## WORK INSTRUCTIONS
Check each line for the word "Monthly" and give how many have it. Say nothing else.

[Dataset records on visual material]
====
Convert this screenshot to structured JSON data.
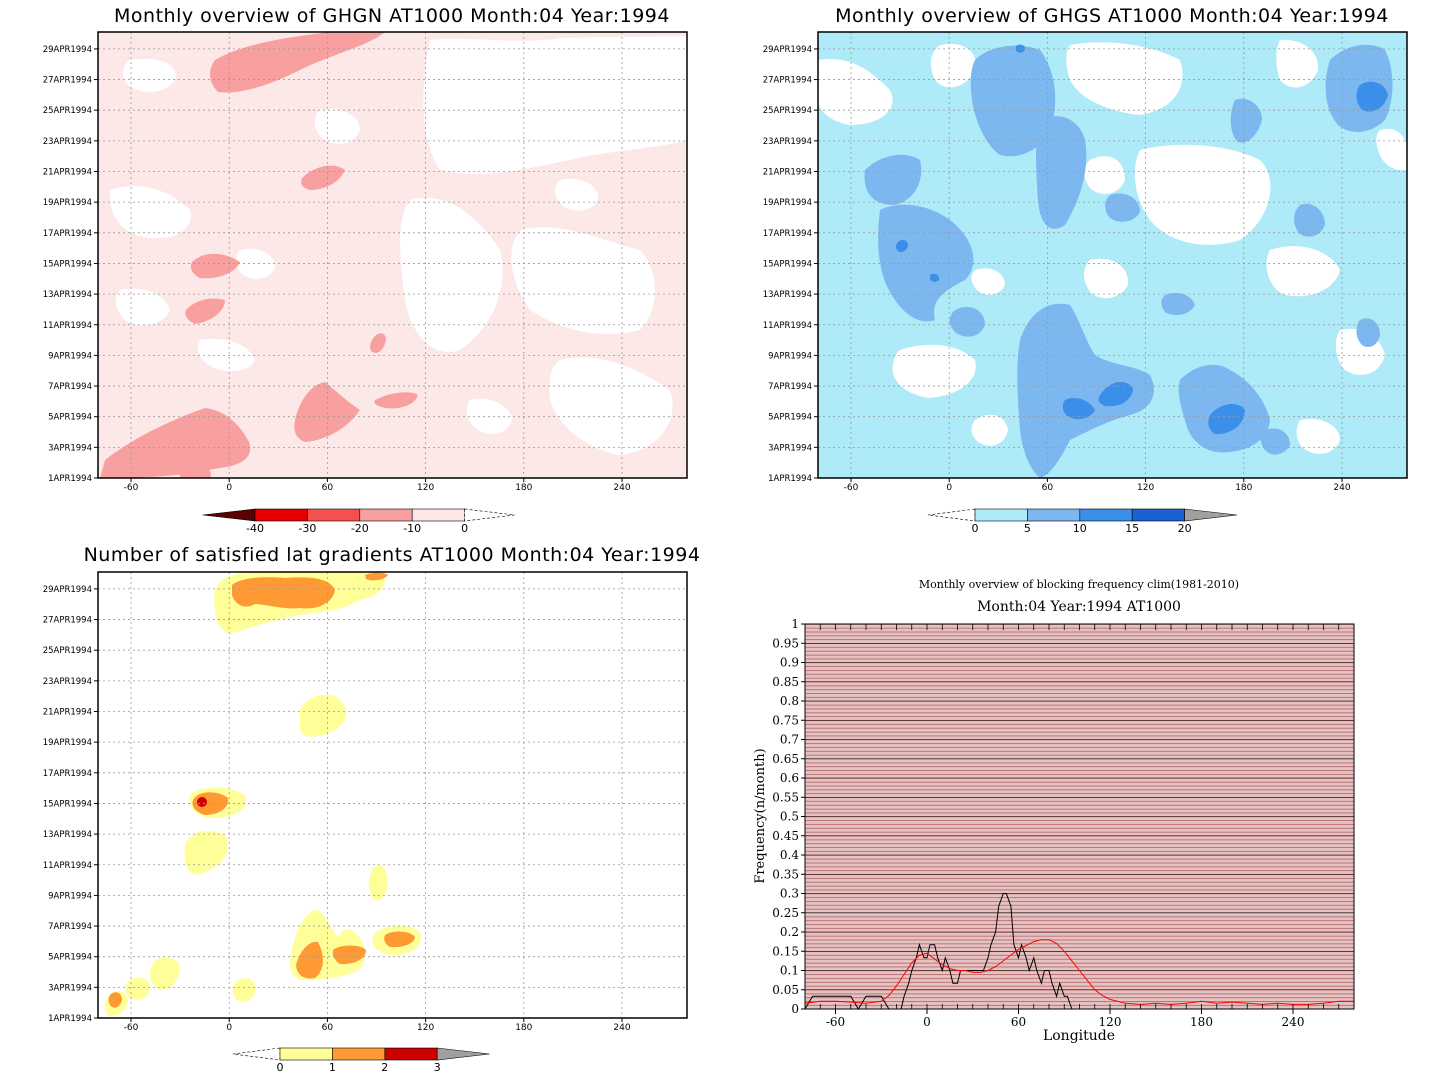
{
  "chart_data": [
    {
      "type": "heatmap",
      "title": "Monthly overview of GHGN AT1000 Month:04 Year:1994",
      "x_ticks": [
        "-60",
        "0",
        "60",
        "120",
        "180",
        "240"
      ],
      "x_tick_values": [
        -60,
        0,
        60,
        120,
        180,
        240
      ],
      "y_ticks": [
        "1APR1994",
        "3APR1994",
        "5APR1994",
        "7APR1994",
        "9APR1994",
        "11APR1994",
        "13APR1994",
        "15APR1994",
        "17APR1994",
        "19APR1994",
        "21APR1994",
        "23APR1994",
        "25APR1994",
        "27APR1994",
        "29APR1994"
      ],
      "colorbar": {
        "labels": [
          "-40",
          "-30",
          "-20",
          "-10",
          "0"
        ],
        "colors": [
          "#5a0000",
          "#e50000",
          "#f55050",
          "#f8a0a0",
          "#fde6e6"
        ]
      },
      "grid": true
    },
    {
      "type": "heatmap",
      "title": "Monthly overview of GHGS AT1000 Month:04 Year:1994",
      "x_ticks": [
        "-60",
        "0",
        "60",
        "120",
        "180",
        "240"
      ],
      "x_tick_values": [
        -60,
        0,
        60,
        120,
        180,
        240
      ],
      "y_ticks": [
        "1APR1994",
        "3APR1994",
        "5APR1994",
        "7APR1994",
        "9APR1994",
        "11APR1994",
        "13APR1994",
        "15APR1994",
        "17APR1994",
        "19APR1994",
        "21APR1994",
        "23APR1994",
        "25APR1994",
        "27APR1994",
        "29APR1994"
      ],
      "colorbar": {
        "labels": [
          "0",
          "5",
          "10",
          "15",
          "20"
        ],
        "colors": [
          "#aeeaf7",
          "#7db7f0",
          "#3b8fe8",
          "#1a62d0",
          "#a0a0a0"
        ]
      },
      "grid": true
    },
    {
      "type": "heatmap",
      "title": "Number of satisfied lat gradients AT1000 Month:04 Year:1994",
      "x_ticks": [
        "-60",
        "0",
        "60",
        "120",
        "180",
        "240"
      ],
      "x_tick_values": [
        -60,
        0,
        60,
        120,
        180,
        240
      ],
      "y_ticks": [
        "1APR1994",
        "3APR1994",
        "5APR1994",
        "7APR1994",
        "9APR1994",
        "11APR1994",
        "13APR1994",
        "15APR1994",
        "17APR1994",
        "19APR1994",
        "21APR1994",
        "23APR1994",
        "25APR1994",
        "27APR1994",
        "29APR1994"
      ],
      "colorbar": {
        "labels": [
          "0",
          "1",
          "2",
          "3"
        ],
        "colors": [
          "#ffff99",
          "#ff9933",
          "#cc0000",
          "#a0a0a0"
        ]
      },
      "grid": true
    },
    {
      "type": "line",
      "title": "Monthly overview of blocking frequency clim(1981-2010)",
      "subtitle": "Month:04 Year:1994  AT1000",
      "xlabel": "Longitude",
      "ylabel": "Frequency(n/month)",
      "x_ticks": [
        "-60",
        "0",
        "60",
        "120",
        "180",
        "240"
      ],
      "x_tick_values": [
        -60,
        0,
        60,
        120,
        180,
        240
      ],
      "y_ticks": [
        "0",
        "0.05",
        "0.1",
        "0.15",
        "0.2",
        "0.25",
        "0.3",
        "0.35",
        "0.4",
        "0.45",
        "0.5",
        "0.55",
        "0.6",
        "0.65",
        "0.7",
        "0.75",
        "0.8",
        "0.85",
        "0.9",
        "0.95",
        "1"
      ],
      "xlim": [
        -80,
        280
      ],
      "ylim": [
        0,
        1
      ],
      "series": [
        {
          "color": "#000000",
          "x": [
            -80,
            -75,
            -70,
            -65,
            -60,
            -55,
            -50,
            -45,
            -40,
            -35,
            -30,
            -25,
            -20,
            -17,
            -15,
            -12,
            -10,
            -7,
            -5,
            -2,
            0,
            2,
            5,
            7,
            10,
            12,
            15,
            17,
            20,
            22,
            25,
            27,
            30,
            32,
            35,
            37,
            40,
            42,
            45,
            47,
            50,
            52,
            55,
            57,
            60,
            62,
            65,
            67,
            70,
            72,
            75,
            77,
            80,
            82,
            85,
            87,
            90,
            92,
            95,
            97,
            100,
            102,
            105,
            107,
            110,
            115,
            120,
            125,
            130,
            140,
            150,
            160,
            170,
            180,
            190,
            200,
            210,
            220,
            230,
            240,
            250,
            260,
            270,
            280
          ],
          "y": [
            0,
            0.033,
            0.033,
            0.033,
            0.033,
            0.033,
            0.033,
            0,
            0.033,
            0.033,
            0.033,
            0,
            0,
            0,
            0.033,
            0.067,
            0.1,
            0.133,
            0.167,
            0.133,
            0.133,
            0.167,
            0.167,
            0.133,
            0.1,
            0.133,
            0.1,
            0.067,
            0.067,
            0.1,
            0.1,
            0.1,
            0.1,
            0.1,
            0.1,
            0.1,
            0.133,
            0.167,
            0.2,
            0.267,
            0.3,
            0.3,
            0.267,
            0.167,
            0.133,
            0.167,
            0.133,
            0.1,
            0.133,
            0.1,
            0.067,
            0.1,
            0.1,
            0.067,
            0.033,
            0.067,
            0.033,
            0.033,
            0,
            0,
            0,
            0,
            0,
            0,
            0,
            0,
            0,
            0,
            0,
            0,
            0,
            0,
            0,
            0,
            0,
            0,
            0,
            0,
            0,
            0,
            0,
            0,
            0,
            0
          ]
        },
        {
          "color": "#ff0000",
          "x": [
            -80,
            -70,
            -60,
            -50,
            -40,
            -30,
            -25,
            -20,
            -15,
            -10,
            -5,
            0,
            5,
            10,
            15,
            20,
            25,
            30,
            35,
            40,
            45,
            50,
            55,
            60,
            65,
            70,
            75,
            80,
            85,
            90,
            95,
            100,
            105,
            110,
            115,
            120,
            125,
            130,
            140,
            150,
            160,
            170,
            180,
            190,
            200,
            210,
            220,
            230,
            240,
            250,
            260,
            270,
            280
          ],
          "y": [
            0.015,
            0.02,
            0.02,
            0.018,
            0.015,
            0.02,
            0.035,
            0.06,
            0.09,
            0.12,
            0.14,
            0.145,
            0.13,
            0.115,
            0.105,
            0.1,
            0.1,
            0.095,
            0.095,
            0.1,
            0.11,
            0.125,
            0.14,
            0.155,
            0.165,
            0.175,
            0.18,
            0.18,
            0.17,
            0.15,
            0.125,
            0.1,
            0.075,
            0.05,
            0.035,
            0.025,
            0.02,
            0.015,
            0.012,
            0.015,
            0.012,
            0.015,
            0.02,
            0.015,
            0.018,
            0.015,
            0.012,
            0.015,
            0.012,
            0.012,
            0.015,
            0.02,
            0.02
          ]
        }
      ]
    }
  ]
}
====
## WORKED ANSWER
3